> **Available data**
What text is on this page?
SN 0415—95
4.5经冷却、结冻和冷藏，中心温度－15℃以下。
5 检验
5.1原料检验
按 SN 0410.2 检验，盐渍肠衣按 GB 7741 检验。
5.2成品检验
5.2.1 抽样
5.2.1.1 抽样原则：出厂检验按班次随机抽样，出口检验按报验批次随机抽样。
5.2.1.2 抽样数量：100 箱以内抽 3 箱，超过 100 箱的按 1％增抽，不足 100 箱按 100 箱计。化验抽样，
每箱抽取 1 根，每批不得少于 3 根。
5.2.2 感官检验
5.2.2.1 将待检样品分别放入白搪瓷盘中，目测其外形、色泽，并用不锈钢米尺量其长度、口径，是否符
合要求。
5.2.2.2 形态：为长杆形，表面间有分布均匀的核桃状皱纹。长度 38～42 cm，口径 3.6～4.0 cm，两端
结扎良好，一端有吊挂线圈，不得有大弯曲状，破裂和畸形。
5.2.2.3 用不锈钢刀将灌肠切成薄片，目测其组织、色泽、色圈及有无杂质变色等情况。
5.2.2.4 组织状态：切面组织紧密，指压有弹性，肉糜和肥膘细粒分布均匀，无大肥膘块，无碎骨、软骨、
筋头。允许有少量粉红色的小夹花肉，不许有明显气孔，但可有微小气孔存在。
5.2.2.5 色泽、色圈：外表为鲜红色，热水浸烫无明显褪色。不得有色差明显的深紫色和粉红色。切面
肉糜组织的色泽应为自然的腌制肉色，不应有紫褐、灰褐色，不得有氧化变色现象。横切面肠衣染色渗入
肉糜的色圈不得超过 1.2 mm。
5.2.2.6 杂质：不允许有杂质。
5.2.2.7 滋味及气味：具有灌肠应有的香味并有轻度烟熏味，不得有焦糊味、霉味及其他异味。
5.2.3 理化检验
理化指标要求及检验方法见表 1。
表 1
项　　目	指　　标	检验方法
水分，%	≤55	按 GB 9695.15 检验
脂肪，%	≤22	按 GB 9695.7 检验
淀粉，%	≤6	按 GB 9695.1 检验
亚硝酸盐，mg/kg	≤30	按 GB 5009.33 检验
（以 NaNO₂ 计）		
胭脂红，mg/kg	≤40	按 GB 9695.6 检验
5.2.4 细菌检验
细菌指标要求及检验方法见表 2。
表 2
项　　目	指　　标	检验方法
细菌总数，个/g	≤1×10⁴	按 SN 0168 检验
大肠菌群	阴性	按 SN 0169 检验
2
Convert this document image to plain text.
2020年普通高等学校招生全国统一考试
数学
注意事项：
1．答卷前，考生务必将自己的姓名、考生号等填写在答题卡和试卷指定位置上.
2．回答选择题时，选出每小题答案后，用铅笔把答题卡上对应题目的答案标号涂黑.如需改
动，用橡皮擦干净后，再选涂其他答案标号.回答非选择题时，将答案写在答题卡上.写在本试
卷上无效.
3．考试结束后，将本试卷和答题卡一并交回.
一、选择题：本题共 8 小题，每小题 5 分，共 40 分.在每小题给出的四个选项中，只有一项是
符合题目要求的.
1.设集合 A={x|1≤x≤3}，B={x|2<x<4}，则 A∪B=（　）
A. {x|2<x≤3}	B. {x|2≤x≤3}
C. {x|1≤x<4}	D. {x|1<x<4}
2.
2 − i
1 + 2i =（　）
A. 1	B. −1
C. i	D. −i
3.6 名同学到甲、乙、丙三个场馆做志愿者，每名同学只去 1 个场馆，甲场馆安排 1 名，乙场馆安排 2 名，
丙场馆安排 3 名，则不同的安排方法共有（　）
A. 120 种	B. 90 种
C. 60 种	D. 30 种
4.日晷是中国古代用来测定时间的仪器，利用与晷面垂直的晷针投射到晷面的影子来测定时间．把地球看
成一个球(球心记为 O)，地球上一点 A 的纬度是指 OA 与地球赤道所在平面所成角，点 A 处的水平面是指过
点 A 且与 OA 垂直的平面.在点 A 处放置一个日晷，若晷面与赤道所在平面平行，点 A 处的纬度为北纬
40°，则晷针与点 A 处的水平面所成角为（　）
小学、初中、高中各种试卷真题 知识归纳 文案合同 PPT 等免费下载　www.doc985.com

> **Set task**
Give a word-for-word copy of the records.

> **Response**
What text is on this page?
SN 0415—95
4.5经冷却、结冻和冷藏，中心温度－15℃以下。
5 检验
5.1原料检验
按 SN 0410.2 检验，盐渍肠衣按 GB 7741 检验。
5.2成品检验
5.2.1 抽样
5.2.1.1 抽样原则：出厂检验按班次随机抽样，出口检验按报验批次随机抽样。
5.2.1.2 抽样数量：100 箱以内抽 3 箱，超过 100 箱的按 1％增抽，不足 100 箱按 100 箱计。化验抽样，
每箱抽取 1 根，每批不得少于 3 根。
5.2.2 感官检验
5.2.2.1 将待检样品分别放入白搪瓷盘中，目测其外形、色泽，并用不锈钢米尺量其长度、口径，是否符
合要求。
5.2.2.2 形态：为长杆形，表面间有分布均匀的核桃状皱纹。长度 38～42 cm，口径 3.6～4.0 cm，两端
结扎良好，一端有吊挂线圈，不得有大弯曲状，破裂和畸形。
5.2.2.3 用不锈钢刀将灌肠切成薄片，目测其组织、色泽、色圈及有无杂质变色等情况。
5.2.2.4 组织状态：切面组织紧密，指压有弹性，肉糜和肥膘细粒分布均匀，无大肥膘块，无碎骨、软骨、
筋头。允许有少量粉红色的小夹花肉，不许有明显气孔，但可有微小气孔存在。
5.2.2.5 色泽、色圈：外表为鲜红色，热水浸烫无明显褪色。不得有色差明显的深紫色和粉红色。切面
肉糜组织的色泽应为自然的腌制肉色，不应有紫褐、灰褐色，不得有氧化变色现象。横切面肠衣染色渗入
肉糜的色圈不得超过 1.2 mm。
5.2.2.6 杂质：不允许有杂质。
5.2.2.7 滋味及气味：具有灌肠应有的香味并有轻度烟熏味，不得有焦糊味、霉味及其他异味。
5.2.3 理化检验
理化指标要求及检验方法见表 1。
表 1
项　　目	指　　标	检验方法
水分，%	≤55	按 GB 9695.15 检验
脂肪，%	≤22	按 GB 9695.7 检验
淀粉，%	≤6	按 GB 9695.1 检验
亚硝酸盐，mg/kg	≤30	按 GB 5009.33 检验
（以 NaNO₂ 计）		
胭脂红，mg/kg	≤40	按 GB 9695.6 检验
5.2.4 细菌检验
细菌指标要求及检验方法见表 2。
表 2
项　　目	指　　标	检验方法
细菌总数，个/g	≤1×10⁴	按 SN 0168 检验
大肠菌群	阴性	按 SN 0169 检验
2
Convert this document image to plain text.
2020年普通高等学校招生全国统一考试
数学
注意事项：
1．答卷前，考生务必将自己的姓名、考生号等填写在答题卡和试卷指定位置上.
2．回答选择题时，选出每小题答案后，用铅笔把答题卡上对应题目的答案标号涂黑.如需改
动，用橡皮擦干净后，再选涂其他答案标号.回答非选择题时，将答案写在答题卡上.写在本试
卷上无效.
3．考试结束后，将本试卷和答题卡一并交回.
一、选择题：本题共 8 小题，每小题 5 分，共 40 分.在每小题给出的四个选项中，只有一项是
符合题目要求的.
1.设集合 A={x|1≤x≤3}，B={x|2<x<4}，则 A∪B=（　）
A. {x|2<x≤3}	B. {x|2≤x≤3}
C. {x|1≤x<4}	D. {x|1<x<4}
2.
2 − i
1 + 2i =（　）
A. 1	B. −1
C. i	D. −i
3.6 名同学到甲、乙、丙三个场馆做志愿者，每名同学只去 1 个场馆，甲场馆安排 1 名，乙场馆安排 2 名，
丙场馆安排 3 名，则不同的安排方法共有（　）
A. 120 种	B. 90 种
C. 60 种	D. 30 种
4.日晷是中国古代用来测定时间的仪器，利用与晷面垂直的晷针投射到晷面的影子来测定时间．把地球看
成一个球(球心记为 O)，地球上一点 A 的纬度是指 OA 与地球赤道所在平面所成角，点 A 处的水平面是指过
点 A 且与 OA 垂直的平面.在点 A 处放置一个日晷，若晷面与赤道所在平面平行，点 A 处的纬度为北纬
40°，则晷针与点 A 处的水平面所成角为（　）
小学、初中、高中各种试卷真题 知识归纳 文案合同 PPT 等免费下载　www.doc985.com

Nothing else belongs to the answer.